**** Given data ****
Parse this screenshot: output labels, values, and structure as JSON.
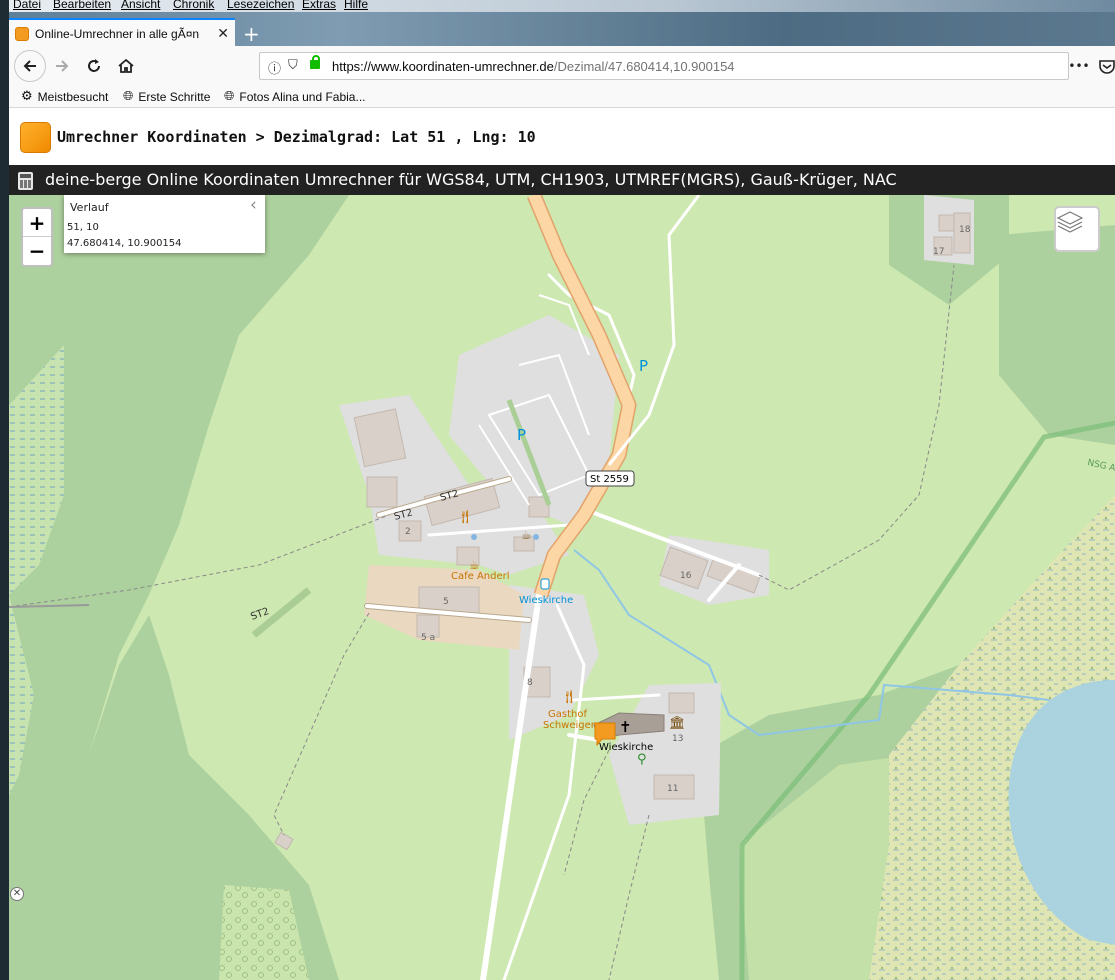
{
  "menu": [
    "Datei",
    "Bearbeiten",
    "Ansicht",
    "Chronik",
    "Lesezeichen",
    "Extras",
    "Hilfe"
  ],
  "tab": {
    "title": "Online-Umrechner in alle gÃ¤n",
    "close": "✕"
  },
  "newtab": "+",
  "nav": {
    "url_domain": "https://www.koordinaten-umrechner.de",
    "url_path": "/Dezimal/47.680414,10.900154",
    "more": "•••"
  },
  "bookmarks": [
    {
      "label": "Meistbesucht",
      "icon": "gear-icon"
    },
    {
      "label": "Erste Schritte",
      "icon": "globe-icon"
    },
    {
      "label": "Fotos Alina und Fabia...",
      "icon": "globe-icon"
    }
  ],
  "page": {
    "heading": "Umrechner Koordinaten > Dezimalgrad: Lat 51 , Lng: 10",
    "banner": "deine-berge Online Koordinaten Umrechner für WGS84, UTM, CH1903, UTMREF(MGRS), Gauß-Krüger, NAC"
  },
  "map": {
    "zoom_in": "+",
    "zoom_out": "−",
    "history": {
      "title": "Verlauf",
      "entries": [
        "51, 10",
        "47.680414, 10.900154"
      ]
    },
    "labels": {
      "road": "St 2559",
      "st2_a": "ST2",
      "st2_b": "ST2",
      "st2_c": "ST2",
      "cafe": "Cafe Anderl",
      "bus": "Wieskirche",
      "gasthof1": "Gasthof",
      "gasthof2": "Schweiger",
      "church": "Wieskirche",
      "nsg": "NSG A",
      "h2": "2",
      "h5": "5",
      "h5a": "5 a",
      "h8": "8",
      "h11": "11",
      "h13": "13",
      "h16": "16",
      "h17": "17",
      "h18": "18",
      "parking": "P"
    },
    "close_x": "✕",
    "colors": {
      "meadow": "#cde8b0",
      "forest": "#add19e",
      "road_major": "#fcd6a4",
      "water": "#aad3df",
      "wetland": "#e6e2b0",
      "building": "#d9d0c9"
    }
  }
}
****
Your instructions:
Copy the listing over exactly, skipping the pictures it holds.

Answer:
Parse this screenshot: output labels, values, and structure as JSON.
{
  "menu": [
    "Datei",
    "Bearbeiten",
    "Ansicht",
    "Chronik",
    "Lesezeichen",
    "Extras",
    "Hilfe"
  ],
  "tab": {
    "title": "Online-Umrechner in alle gÃ¤n",
    "close": "✕"
  },
  "newtab": "+",
  "nav": {
    "url_domain": "https://www.koordinaten-umrechner.de",
    "url_path": "/Dezimal/47.680414,10.900154",
    "more": "•••"
  },
  "bookmarks": [
    {
      "label": "Meistbesucht",
      "icon": "gear-icon"
    },
    {
      "label": "Erste Schritte",
      "icon": "globe-icon"
    },
    {
      "label": "Fotos Alina und Fabia...",
      "icon": "globe-icon"
    }
  ],
  "page": {
    "heading": "Umrechner Koordinaten > Dezimalgrad: Lat 51 , Lng: 10",
    "banner": "deine-berge Online Koordinaten Umrechner für WGS84, UTM, CH1903, UTMREF(MGRS), Gauß-Krüger, NAC"
  },
  "map": {
    "zoom_in": "+",
    "zoom_out": "−",
    "history": {
      "title": "Verlauf",
      "entries": [
        "51, 10",
        "47.680414, 10.900154"
      ]
    },
    "labels": {
      "road": "St 2559",
      "st2_a": "ST2",
      "st2_b": "ST2",
      "st2_c": "ST2",
      "cafe": "Cafe Anderl",
      "bus": "Wieskirche",
      "gasthof1": "Gasthof",
      "gasthof2": "Schweiger",
      "church": "Wieskirche",
      "nsg": "NSG A",
      "h2": "2",
      "h5": "5",
      "h5a": "5 a",
      "h8": "8",
      "h11": "11",
      "h13": "13",
      "h16": "16",
      "h17": "17",
      "h18": "18",
      "parking": "P"
    },
    "close_x": "✕",
    "colors": {
      "meadow": "#cde8b0",
      "forest": "#add19e",
      "road_major": "#fcd6a4",
      "water": "#aad3df",
      "wetland": "#e6e2b0",
      "building": "#d9d0c9"
    }
  }
}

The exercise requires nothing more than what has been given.